- **Directions for this task**
Entries follow. Set all of them down as they stand.
|---|
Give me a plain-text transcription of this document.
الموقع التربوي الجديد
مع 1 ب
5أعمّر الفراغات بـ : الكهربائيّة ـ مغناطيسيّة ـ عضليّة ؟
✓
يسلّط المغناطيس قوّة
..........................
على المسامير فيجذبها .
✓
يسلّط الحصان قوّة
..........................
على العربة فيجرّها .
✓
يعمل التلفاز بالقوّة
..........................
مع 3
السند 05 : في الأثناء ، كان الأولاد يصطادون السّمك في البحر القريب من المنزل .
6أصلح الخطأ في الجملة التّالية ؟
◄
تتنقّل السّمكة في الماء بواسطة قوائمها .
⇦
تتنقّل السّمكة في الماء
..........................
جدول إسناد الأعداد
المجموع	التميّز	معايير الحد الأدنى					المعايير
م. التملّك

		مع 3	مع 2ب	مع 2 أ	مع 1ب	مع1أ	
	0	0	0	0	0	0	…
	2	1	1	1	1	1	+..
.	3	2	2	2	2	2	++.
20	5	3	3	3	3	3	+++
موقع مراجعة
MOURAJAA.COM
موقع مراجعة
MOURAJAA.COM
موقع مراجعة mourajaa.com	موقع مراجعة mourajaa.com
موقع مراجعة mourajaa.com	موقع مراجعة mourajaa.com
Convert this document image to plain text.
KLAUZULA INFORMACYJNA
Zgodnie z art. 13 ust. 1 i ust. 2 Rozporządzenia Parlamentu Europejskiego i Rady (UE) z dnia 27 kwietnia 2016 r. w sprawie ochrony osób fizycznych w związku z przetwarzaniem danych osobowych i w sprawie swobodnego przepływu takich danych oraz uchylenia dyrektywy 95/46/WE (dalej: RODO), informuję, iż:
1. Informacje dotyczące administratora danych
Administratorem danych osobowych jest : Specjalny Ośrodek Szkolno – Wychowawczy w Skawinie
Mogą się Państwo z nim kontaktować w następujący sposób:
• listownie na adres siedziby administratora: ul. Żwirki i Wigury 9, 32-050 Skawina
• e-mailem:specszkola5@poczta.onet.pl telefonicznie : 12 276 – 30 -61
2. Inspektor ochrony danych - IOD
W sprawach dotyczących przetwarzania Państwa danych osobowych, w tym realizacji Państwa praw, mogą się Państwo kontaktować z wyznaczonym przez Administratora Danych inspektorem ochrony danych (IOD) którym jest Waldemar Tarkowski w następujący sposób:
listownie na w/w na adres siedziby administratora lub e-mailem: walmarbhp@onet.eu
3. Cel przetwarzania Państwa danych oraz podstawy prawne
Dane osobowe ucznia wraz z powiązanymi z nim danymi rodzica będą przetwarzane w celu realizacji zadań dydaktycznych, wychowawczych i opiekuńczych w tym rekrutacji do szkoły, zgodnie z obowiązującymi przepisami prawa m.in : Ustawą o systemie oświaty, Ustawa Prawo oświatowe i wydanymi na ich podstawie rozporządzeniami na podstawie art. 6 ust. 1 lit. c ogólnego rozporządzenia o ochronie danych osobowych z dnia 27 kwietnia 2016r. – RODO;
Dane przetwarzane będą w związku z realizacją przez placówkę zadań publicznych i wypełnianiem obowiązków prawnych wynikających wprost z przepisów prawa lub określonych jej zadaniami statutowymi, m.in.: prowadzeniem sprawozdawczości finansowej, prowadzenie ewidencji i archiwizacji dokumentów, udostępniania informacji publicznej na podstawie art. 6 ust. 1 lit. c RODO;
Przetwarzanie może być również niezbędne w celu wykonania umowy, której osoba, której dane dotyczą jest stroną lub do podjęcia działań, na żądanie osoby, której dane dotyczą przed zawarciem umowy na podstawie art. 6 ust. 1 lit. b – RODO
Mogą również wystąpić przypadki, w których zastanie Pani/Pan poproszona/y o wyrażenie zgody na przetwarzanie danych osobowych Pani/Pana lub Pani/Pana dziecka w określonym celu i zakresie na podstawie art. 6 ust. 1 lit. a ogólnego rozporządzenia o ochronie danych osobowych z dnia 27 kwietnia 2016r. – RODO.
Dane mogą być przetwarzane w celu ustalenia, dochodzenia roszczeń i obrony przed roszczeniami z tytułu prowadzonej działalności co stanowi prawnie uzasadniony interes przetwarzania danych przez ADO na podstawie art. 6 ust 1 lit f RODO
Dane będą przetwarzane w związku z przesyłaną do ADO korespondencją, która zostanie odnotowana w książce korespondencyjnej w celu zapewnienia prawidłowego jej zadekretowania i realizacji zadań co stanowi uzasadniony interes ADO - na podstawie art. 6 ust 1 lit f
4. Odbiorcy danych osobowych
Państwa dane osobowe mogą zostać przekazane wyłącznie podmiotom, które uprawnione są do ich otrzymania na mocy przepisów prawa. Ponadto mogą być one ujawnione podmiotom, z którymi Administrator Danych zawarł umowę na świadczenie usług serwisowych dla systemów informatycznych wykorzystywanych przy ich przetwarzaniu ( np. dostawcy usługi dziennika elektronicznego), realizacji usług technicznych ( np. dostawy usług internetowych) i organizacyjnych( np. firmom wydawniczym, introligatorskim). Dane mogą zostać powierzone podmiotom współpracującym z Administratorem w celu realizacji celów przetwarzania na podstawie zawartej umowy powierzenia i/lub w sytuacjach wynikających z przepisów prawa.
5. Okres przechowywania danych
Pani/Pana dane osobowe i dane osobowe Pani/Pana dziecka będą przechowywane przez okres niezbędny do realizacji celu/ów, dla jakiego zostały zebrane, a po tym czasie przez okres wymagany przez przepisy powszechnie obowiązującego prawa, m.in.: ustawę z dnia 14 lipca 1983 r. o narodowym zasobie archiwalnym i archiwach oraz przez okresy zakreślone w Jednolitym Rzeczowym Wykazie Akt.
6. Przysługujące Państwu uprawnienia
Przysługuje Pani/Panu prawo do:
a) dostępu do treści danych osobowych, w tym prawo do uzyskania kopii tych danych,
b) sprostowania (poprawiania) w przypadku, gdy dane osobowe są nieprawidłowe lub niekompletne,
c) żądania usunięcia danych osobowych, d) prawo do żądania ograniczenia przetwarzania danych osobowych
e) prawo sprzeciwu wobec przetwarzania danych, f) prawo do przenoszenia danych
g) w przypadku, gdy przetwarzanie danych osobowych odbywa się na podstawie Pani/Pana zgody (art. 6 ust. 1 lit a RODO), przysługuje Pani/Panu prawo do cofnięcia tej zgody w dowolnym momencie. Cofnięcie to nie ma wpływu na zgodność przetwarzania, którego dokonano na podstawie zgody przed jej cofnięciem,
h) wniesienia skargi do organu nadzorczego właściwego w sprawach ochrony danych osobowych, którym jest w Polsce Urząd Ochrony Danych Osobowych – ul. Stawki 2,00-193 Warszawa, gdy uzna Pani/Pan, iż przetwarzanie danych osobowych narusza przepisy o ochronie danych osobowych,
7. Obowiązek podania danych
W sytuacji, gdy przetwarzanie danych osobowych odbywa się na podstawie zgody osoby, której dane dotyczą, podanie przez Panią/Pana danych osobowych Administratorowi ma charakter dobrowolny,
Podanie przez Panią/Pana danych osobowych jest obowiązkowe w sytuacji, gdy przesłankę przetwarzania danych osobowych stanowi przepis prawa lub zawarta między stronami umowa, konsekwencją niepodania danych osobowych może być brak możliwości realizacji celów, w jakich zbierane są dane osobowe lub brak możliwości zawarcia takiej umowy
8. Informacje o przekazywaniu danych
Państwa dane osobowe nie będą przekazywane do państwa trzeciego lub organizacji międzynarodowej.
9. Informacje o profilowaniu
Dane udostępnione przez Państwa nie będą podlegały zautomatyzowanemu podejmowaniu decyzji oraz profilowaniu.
|---|
- **Solution for this exercise**
Give me a plain-text transcription of this document.
الموقع التربوي الجديد
مع 1 ب
5أعمّر الفراغات بـ : الكهربائيّة ـ مغناطيسيّة ـ عضليّة ؟
✓
يسلّط المغناطيس قوّة
..........................
على المسامير فيجذبها .
✓
يسلّط الحصان قوّة
..........................
على العربة فيجرّها .
✓
يعمل التلفاز بالقوّة
..........................
مع 3
السند 05 : في الأثناء ، كان الأولاد يصطادون السّمك في البحر القريب من المنزل .
6أصلح الخطأ في الجملة التّالية ؟
◄
تتنقّل السّمكة في الماء بواسطة قوائمها .
⇦
تتنقّل السّمكة في الماء
..........................
جدول إسناد الأعداد
المجموع	التميّز	معايير الحد الأدنى					المعايير
م. التملّك

		مع 3	مع 2ب	مع 2 أ	مع 1ب	مع1أ	
	0	0	0	0	0	0	…
	2	1	1	1	1	1	+..
.	3	2	2	2	2	2	++.
20	5	3	3	3	3	3	+++
موقع مراجعة
MOURAJAA.COM
موقع مراجعة
MOURAJAA.COM
موقع مراجعة mourajaa.com	موقع مراجعة mourajaa.com
موقع مراجعة mourajaa.com	موقع مراجعة mourajaa.com
Convert this document image to plain text.
KLAUZULA INFORMACYJNA
Zgodnie z art. 13 ust. 1 i ust. 2 Rozporządzenia Parlamentu Europejskiego i Rady (UE) z dnia 27 kwietnia 2016 r. w sprawie ochrony osób fizycznych w związku z przetwarzaniem danych osobowych i w sprawie swobodnego przepływu takich danych oraz uchylenia dyrektywy 95/46/WE (dalej: RODO), informuję, iż:
1. Informacje dotyczące administratora danych
Administratorem danych osobowych jest : Specjalny Ośrodek Szkolno – Wychowawczy w Skawinie
Mogą się Państwo z nim kontaktować w następujący sposób:
• listownie na adres siedziby administratora: ul. Żwirki i Wigury 9, 32-050 Skawina
• e-mailem:specszkola5@poczta.onet.pl telefonicznie : 12 276 – 30 -61
2. Inspektor ochrony danych - IOD
W sprawach dotyczących przetwarzania Państwa danych osobowych, w tym realizacji Państwa praw, mogą się Państwo kontaktować z wyznaczonym przez Administratora Danych inspektorem ochrony danych (IOD) którym jest Waldemar Tarkowski w następujący sposób:
listownie na w/w na adres siedziby administratora lub e-mailem: walmarbhp@onet.eu
3. Cel przetwarzania Państwa danych oraz podstawy prawne
Dane osobowe ucznia wraz z powiązanymi z nim danymi rodzica będą przetwarzane w celu realizacji zadań dydaktycznych, wychowawczych i opiekuńczych w tym rekrutacji do szkoły, zgodnie z obowiązującymi przepisami prawa m.in : Ustawą o systemie oświaty, Ustawa Prawo oświatowe i wydanymi na ich podstawie rozporządzeniami na podstawie art. 6 ust. 1 lit. c ogólnego rozporządzenia o ochronie danych osobowych z dnia 27 kwietnia 2016r. – RODO;
Dane przetwarzane będą w związku z realizacją przez placówkę zadań publicznych i wypełnianiem obowiązków prawnych wynikających wprost z przepisów prawa lub określonych jej zadaniami statutowymi, m.in.: prowadzeniem sprawozdawczości finansowej, prowadzenie ewidencji i archiwizacji dokumentów, udostępniania informacji publicznej na podstawie art. 6 ust. 1 lit. c RODO;
Przetwarzanie może być również niezbędne w celu wykonania umowy, której osoba, której dane dotyczą jest stroną lub do podjęcia działań, na żądanie osoby, której dane dotyczą przed zawarciem umowy na podstawie art. 6 ust. 1 lit. b – RODO
Mogą również wystąpić przypadki, w których zastanie Pani/Pan poproszona/y o wyrażenie zgody na przetwarzanie danych osobowych Pani/Pana lub Pani/Pana dziecka w określonym celu i zakresie na podstawie art. 6 ust. 1 lit. a ogólnego rozporządzenia o ochronie danych osobowych z dnia 27 kwietnia 2016r. – RODO.
Dane mogą być przetwarzane w celu ustalenia, dochodzenia roszczeń i obrony przed roszczeniami z tytułu prowadzonej działalności co stanowi prawnie uzasadniony interes przetwarzania danych przez ADO na podstawie art. 6 ust 1 lit f RODO
Dane będą przetwarzane w związku z przesyłaną do ADO korespondencją, która zostanie odnotowana w książce korespondencyjnej w celu zapewnienia prawidłowego jej zadekretowania i realizacji zadań co stanowi uzasadniony interes ADO - na podstawie art. 6 ust 1 lit f
4. Odbiorcy danych osobowych
Państwa dane osobowe mogą zostać przekazane wyłącznie podmiotom, które uprawnione są do ich otrzymania na mocy przepisów prawa. Ponadto mogą być one ujawnione podmiotom, z którymi Administrator Danych zawarł umowę na świadczenie usług serwisowych dla systemów informatycznych wykorzystywanych przy ich przetwarzaniu ( np. dostawcy usługi dziennika elektronicznego), realizacji usług technicznych ( np. dostawy usług internetowych) i organizacyjnych( np. firmom wydawniczym, introligatorskim). Dane mogą zostać powierzone podmiotom współpracującym z Administratorem w celu realizacji celów przetwarzania na podstawie zawartej umowy powierzenia i/lub w sytuacjach wynikających z przepisów prawa.
5. Okres przechowywania danych
Pani/Pana dane osobowe i dane osobowe Pani/Pana dziecka będą przechowywane przez okres niezbędny do realizacji celu/ów, dla jakiego zostały zebrane, a po tym czasie przez okres wymagany przez przepisy powszechnie obowiązującego prawa, m.in.: ustawę z dnia 14 lipca 1983 r. o narodowym zasobie archiwalnym i archiwach oraz przez okresy zakreślone w Jednolitym Rzeczowym Wykazie Akt.
6. Przysługujące Państwu uprawnienia
Przysługuje Pani/Panu prawo do:
a) dostępu do treści danych osobowych, w tym prawo do uzyskania kopii tych danych,
b) sprostowania (poprawiania) w przypadku, gdy dane osobowe są nieprawidłowe lub niekompletne,
c) żądania usunięcia danych osobowych, d) prawo do żądania ograniczenia przetwarzania danych osobowych
e) prawo sprzeciwu wobec przetwarzania danych, f) prawo do przenoszenia danych
g) w przypadku, gdy przetwarzanie danych osobowych odbywa się na podstawie Pani/Pana zgody (art. 6 ust. 1 lit a RODO), przysługuje Pani/Panu prawo do cofnięcia tej zgody w dowolnym momencie. Cofnięcie to nie ma wpływu na zgodność przetwarzania, którego dokonano na podstawie zgody przed jej cofnięciem,
h) wniesienia skargi do organu nadzorczego właściwego w sprawach ochrony danych osobowych, którym jest w Polsce Urząd Ochrony Danych Osobowych – ul. Stawki 2,00-193 Warszawa, gdy uzna Pani/Pan, iż przetwarzanie danych osobowych narusza przepisy o ochronie danych osobowych,
7. Obowiązek podania danych
W sytuacji, gdy przetwarzanie danych osobowych odbywa się na podstawie zgody osoby, której dane dotyczą, podanie przez Panią/Pana danych osobowych Administratorowi ma charakter dobrowolny,
Podanie przez Panią/Pana danych osobowych jest obowiązkowe w sytuacji, gdy przesłankę przetwarzania danych osobowych stanowi przepis prawa lub zawarta między stronami umowa, konsekwencją niepodania danych osobowych może być brak możliwości realizacji celów, w jakich zbierane są dane osobowe lub brak możliwości zawarcia takiej umowy
8. Informacje o przekazywaniu danych
Państwa dane osobowe nie będą przekazywane do państwa trzeciego lub organizacji międzynarodowej.
9. Informacje o profilowaniu
Dane udostępnione przez Państwa nie będą podlegały zautomatyzowanemu podejmowaniu decyzji oraz profilowaniu.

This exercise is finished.